= GIVEN TASK =
Every record here needs to be written out again exactly.

[Items listed in a dataset]
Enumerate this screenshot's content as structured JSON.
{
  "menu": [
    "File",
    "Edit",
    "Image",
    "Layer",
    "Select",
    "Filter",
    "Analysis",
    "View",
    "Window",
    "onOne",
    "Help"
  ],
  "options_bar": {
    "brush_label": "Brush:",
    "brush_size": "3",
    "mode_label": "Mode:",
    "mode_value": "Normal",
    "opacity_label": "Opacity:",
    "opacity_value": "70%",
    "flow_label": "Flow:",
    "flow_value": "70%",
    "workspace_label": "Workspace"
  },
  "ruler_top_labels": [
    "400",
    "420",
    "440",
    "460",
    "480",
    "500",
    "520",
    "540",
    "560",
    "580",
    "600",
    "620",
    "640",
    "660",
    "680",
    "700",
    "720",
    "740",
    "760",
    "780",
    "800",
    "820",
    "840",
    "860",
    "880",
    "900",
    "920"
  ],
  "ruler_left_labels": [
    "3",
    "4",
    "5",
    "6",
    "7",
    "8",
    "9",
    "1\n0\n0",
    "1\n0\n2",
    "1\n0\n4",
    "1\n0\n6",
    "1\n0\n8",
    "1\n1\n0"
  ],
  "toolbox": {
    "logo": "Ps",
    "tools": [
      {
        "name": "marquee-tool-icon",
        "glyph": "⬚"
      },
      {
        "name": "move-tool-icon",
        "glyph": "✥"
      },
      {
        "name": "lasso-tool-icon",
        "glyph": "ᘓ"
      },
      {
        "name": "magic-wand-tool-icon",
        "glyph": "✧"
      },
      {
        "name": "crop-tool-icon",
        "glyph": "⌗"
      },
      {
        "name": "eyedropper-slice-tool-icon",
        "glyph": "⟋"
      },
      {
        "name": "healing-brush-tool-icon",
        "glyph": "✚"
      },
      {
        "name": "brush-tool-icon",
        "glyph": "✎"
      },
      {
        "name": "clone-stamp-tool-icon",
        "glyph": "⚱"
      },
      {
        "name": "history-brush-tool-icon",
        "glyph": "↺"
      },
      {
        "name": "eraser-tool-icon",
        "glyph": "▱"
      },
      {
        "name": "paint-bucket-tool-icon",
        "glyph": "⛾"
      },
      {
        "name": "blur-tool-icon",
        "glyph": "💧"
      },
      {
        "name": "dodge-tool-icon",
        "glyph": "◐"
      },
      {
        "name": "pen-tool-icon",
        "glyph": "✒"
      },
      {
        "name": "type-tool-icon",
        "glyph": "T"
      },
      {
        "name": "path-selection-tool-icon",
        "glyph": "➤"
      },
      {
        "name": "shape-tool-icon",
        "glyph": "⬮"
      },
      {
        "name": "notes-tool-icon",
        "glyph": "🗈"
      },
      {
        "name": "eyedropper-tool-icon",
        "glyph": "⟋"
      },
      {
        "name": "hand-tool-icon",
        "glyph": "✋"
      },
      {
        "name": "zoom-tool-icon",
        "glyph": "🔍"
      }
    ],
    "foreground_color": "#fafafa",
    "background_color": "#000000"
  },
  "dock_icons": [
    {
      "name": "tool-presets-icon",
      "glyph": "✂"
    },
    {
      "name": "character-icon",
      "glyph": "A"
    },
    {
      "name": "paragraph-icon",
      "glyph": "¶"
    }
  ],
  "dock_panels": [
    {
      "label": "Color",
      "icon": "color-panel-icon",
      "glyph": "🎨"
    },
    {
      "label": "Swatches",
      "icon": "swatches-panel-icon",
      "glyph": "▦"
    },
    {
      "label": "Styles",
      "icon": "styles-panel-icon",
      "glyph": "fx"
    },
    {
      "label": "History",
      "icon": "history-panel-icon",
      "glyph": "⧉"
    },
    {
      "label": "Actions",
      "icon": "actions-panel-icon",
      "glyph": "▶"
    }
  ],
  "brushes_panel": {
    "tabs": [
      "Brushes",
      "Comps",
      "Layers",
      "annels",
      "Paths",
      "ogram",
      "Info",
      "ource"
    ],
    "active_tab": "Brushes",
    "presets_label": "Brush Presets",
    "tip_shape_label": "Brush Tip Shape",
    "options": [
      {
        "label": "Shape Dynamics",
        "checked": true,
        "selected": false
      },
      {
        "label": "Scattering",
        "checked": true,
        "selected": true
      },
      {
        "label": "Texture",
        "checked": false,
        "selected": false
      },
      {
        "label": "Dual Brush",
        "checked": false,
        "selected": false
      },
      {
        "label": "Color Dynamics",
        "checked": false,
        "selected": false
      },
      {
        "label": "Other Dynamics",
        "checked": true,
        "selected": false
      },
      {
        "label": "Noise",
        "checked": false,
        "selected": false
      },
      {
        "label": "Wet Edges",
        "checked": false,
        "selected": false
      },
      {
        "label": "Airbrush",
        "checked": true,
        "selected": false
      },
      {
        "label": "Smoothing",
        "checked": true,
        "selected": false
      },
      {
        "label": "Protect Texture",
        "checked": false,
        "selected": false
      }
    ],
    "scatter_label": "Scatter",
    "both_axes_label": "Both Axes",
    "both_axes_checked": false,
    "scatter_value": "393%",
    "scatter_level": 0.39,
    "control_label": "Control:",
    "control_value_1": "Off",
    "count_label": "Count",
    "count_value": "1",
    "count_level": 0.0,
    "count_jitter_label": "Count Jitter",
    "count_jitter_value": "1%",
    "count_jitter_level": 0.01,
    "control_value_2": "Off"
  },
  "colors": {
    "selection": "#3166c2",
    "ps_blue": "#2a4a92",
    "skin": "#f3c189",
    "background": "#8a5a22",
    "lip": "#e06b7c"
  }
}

= FULL RESPONSE =
Enumerate this screenshot's content as structured JSON.
{
  "menu": [
    "File",
    "Edit",
    "Image",
    "Layer",
    "Select",
    "Filter",
    "Analysis",
    "View",
    "Window",
    "onOne",
    "Help"
  ],
  "options_bar": {
    "brush_label": "Brush:",
    "brush_size": "3",
    "mode_label": "Mode:",
    "mode_value": "Normal",
    "opacity_label": "Opacity:",
    "opacity_value": "70%",
    "flow_label": "Flow:",
    "flow_value": "70%",
    "workspace_label": "Workspace"
  },
  "ruler_top_labels": [
    "400",
    "420",
    "440",
    "460",
    "480",
    "500",
    "520",
    "540",
    "560",
    "580",
    "600",
    "620",
    "640",
    "660",
    "680",
    "700",
    "720",
    "740",
    "760",
    "780",
    "800",
    "820",
    "840",
    "860",
    "880",
    "900",
    "920"
  ],
  "ruler_left_labels": [
    "3",
    "4",
    "5",
    "6",
    "7",
    "8",
    "9",
    "1\n0\n0",
    "1\n0\n2",
    "1\n0\n4",
    "1\n0\n6",
    "1\n0\n8",
    "1\n1\n0"
  ],
  "toolbox": {
    "logo": "Ps",
    "tools": [
      {
        "name": "marquee-tool-icon",
        "glyph": "⬚"
      },
      {
        "name": "move-tool-icon",
        "glyph": "✥"
      },
      {
        "name": "lasso-tool-icon",
        "glyph": "ᘓ"
      },
      {
        "name": "magic-wand-tool-icon",
        "glyph": "✧"
      },
      {
        "name": "crop-tool-icon",
        "glyph": "⌗"
      },
      {
        "name": "eyedropper-slice-tool-icon",
        "glyph": "⟋"
      },
      {
        "name": "healing-brush-tool-icon",
        "glyph": "✚"
      },
      {
        "name": "brush-tool-icon",
        "glyph": "✎"
      },
      {
        "name": "clone-stamp-tool-icon",
        "glyph": "⚱"
      },
      {
        "name": "history-brush-tool-icon",
        "glyph": "↺"
      },
      {
        "name": "eraser-tool-icon",
        "glyph": "▱"
      },
      {
        "name": "paint-bucket-tool-icon",
        "glyph": "⛾"
      },
      {
        "name": "blur-tool-icon",
        "glyph": "💧"
      },
      {
        "name": "dodge-tool-icon",
        "glyph": "◐"
      },
      {
        "name": "pen-tool-icon",
        "glyph": "✒"
      },
      {
        "name": "type-tool-icon",
        "glyph": "T"
      },
      {
        "name": "path-selection-tool-icon",
        "glyph": "➤"
      },
      {
        "name": "shape-tool-icon",
        "glyph": "⬮"
      },
      {
        "name": "notes-tool-icon",
        "glyph": "🗈"
      },
      {
        "name": "eyedropper-tool-icon",
        "glyph": "⟋"
      },
      {
        "name": "hand-tool-icon",
        "glyph": "✋"
      },
      {
        "name": "zoom-tool-icon",
        "glyph": "🔍"
      }
    ],
    "foreground_color": "#fafafa",
    "background_color": "#000000"
  },
  "dock_icons": [
    {
      "name": "tool-presets-icon",
      "glyph": "✂"
    },
    {
      "name": "character-icon",
      "glyph": "A"
    },
    {
      "name": "paragraph-icon",
      "glyph": "¶"
    }
  ],
  "dock_panels": [
    {
      "label": "Color",
      "icon": "color-panel-icon",
      "glyph": "🎨"
    },
    {
      "label": "Swatches",
      "icon": "swatches-panel-icon",
      "glyph": "▦"
    },
    {
      "label": "Styles",
      "icon": "styles-panel-icon",
      "glyph": "fx"
    },
    {
      "label": "History",
      "icon": "history-panel-icon",
      "glyph": "⧉"
    },
    {
      "label": "Actions",
      "icon": "actions-panel-icon",
      "glyph": "▶"
    }
  ],
  "brushes_panel": {
    "tabs": [
      "Brushes",
      "Comps",
      "Layers",
      "annels",
      "Paths",
      "ogram",
      "Info",
      "ource"
    ],
    "active_tab": "Brushes",
    "presets_label": "Brush Presets",
    "tip_shape_label": "Brush Tip Shape",
    "options": [
      {
        "label": "Shape Dynamics",
        "checked": true,
        "selected": false
      },
      {
        "label": "Scattering",
        "checked": true,
        "selected": true
      },
      {
        "label": "Texture",
        "checked": false,
        "selected": false
      },
      {
        "label": "Dual Brush",
        "checked": false,
        "selected": false
      },
      {
        "label": "Color Dynamics",
        "checked": false,
        "selected": false
      },
      {
        "label": "Other Dynamics",
        "checked": true,
        "selected": false
      },
      {
        "label": "Noise",
        "checked": false,
        "selected": false
      },
      {
        "label": "Wet Edges",
        "checked": false,
        "selected": false
      },
      {
        "label": "Airbrush",
        "checked": true,
        "selected": false
      },
      {
        "label": "Smoothing",
        "checked": true,
        "selected": false
      },
      {
        "label": "Protect Texture",
        "checked": false,
        "selected": false
      }
    ],
    "scatter_label": "Scatter",
    "both_axes_label": "Both Axes",
    "both_axes_checked": false,
    "scatter_value": "393%",
    "scatter_level": 0.39,
    "control_label": "Control:",
    "control_value_1": "Off",
    "count_label": "Count",
    "count_value": "1",
    "count_level": 0.0,
    "count_jitter_label": "Count Jitter",
    "count_jitter_value": "1%",
    "count_jitter_level": 0.01,
    "control_value_2": "Off"
  },
  "colors": {
    "selection": "#3166c2",
    "ps_blue": "#2a4a92",
    "skin": "#f3c189",
    "background": "#8a5a22",
    "lip": "#e06b7c"
  }
}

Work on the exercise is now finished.